:: Requisitos ::
A: Responda com base no trecho selecionado, uma resposta por linha:
(i) Por qual editora saiu o livro citado?
(ii) Com quais editores foi feita a conversa mencionada no final?
(iii) Que três qualidades o livro atribui à expiação definida?
B: Transforme em lista o parágrafo do trecho selecionado que começa com "Mas e se esta doutrina difícil", mantendo os fatos principais.

:: Trecho selecionado ::
Mas e se esta doutrina difícil, quando a compreendemos adequadamente, se revelar como uma fonte de alegria ao invés de constrangimento? O livro “Do Céu Cristo Veio Buscá-la: A Expiação Definida na Perspectiva Histórica, Bíblica, Teológica e Pastoral” (Fiel)] é uma obra luminar que defende a expiação definida como não apenas historicamente respeitável e biblicamente fiel, mas também como gloriosa na prática e no cuidado pastoral. Com contribuições (e endossos) de uma grande variedade de pastores e eruditos, este livro é digno do estudo sério—independentemente de nosso posicionamento pessoal.

Conversei com os editores David e Jonathan Gibson a respeito dos calvinistas “de apenas 4 pontos”, evangelismo, se eles estão exagerando em sua defesa, etc.

:: Trechos dos registros ::
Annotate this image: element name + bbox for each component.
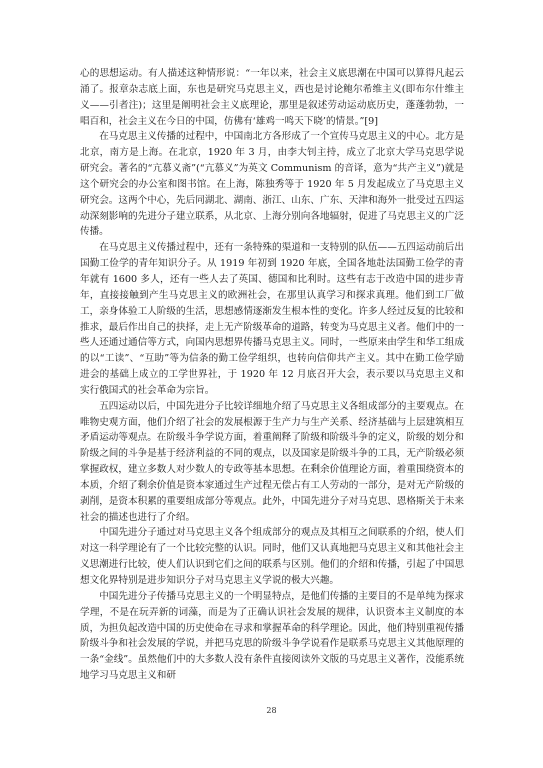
page-number: 28 [266,706,277,715]
paragraph-work-study-students: 在马克思主义传播过程中，还有一条特殊的渠道和一支特别的队伍——五四运动前后出国勤工俭学的青年知识分子。从 1919 年初到 1920 年底，全国各地赴法国勤工俭学的青年就有 1600 多人，还有一些人去了英国、德国和比利时。这些有志于改造中国的进步青年，直接接触到产生马克思主义的欧洲社会，在那里认真学习和探求真理。他们到工厂做工，亲身体验工人阶级的生活，思想感情逐渐发生根本性的变化。许多人经过反复的比较和推求，最后作出自己的抉择，走上无产阶级革命的道路，转变为马克思主义者。他们中的一些人还通过通信等方式，向国内思想界传播马克思主义。同时，一些原来由学生和华工组成的以“工读”、“互助”等为信条的勤工俭学组织，也转向信仰共产主义。其中在勤工俭学励进会的基础上成立的工学世界社，于 1920 年 12 月底召开大会，表示要以马克思主义和实行俄国式的社会革命为宗旨。 [80,242,464,396]
paragraph-comparison: 中国先进分子通过对马克思主义各个组成部分的观点及其相互之间联系的介绍，使人们对这一科学理论有了一个比较完整的认识。同时，他们又认真地把马克思主义和其他社会主义思潮进行比较，使人们认识到它们之间的联系与区别。他们的介绍和传播，引起了中国思想文化界特别是进步知识分子对马克思主义学说的极大兴趣。 [80,527,464,586]
paragraph-marxism-components: 五四运动以后，中国先进分子比较详细地介绍了马克思主义各组成部分的主要观点。在唯物史观方面，他们介绍了社会的发展根源于生产力与生产关系、经济基础与上层建筑相互矛盾运动等观点。在阶级斗争学说方面，着重阐释了阶级和阶级斗争的定义，阶级的划分和阶级之间的斗争是基于经济利益的不同的观点，以及国家是阶级斗争的工具，无产阶级必须掌握政权，建立多数人对少数人的专政等基本思想。在剩余价值理论方面，着重围绕资本的本质，介绍了剩余价值是资本家通过生产过程无偿占有工人劳动的一部分，是对无产阶级的剥削，是资本积累的重要组成部分等观点。此外，中国先进分子对马克思、恩格斯关于未来社会的描述也进行了介绍。 [80,400,464,523]
paragraph-propagation-centers: 在马克思主义传播的过程中，中国南北方各形成了一个宣传马克思主义的中心。北方是北京，南方是上海。在北京，1920 年 3 月，由李大钊主持，成立了北京大学马克思学说研究会。著名的“亢慕义斋”(“亢慕义”为英文 Communism 的音译，意为“共产主义”)就是这个研究会的办公室和图书馆。在上海，陈独秀等于 1920 年 5 月发起成立了马克思主义研究会。这两个中心，先后同湖北、湖南、浙江、山东、广东、天津和海外一批受过五四运动深刻影响的先进分子建立联系，从北京、上海分别向各地辐射，促进了马克思主义的广泛传播。 [80,131,464,238]
paragraph-continued: 心的思想运动。有人描述这种情形说：“一年以来，社会主义底思潮在中国可以算得凡起云涌了。报章杂志底上面，东也是研究马克思主义，西也是讨论鲍尔希维主义(即布尔什维主义——引者注)；这里是阐明社会主义底理论，那里是叙述劳动运动底历史，蓬蓬勃勃，一唱百和，社会主义在今日的中国，仿佛有‘雄鸡一鸣天下晓’的情景。”[9] [80,68,464,127]
paragraph-characteristics: 中国先进分子传播马克思主义的一个明显特点，是他们传播的主要目的不是单纯为探求学理，不是在玩弄新的词藻，而是为了正确认识社会发展的规律，认识资本主义制度的本质，为担负起改造中国的历史使命在寻求和掌握革命的科学理论。因此，他们特别重视传播阶级斗争和社会发展的学说，并把马克思的阶级斗争学说看作是联系马克思主义其他原理的一条“金线”。虽然他们中的大多数人没有条件直接阅读外文版的马克思主义著作，没能系统地学习马克思主义和研 [80,590,464,682]
body-text [80,66,464,684]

:: Respostas em ordem ::
A:
(i) Fiel.
(ii) David e Jonathan Gibson.
(iii) Ser historicamente respeitável, biblicamente fiel e gloriosa na prática e no cuidado pastoral.

B:
- Pergunta se essa doutrina difícil, bem compreendida, pode ser fonte de alegria em vez de constrangimento.
- Apresenta o livro "Do Céu Cristo Veio Buscá-la: A Expiação Definida na Perspectiva Histórica, Bíblica, Teológica e Pastoral", da editora Fiel.
- O livro defende a expiação definida como historicamente respeitável, biblicamente fiel e gloriosa na prática e no cuidado pastoral.
- A obra reúne contribuições e endossos de muitos pastores e eruditos.
- Merece estudo sério, seja qual for o posicionamento pessoal do leitor.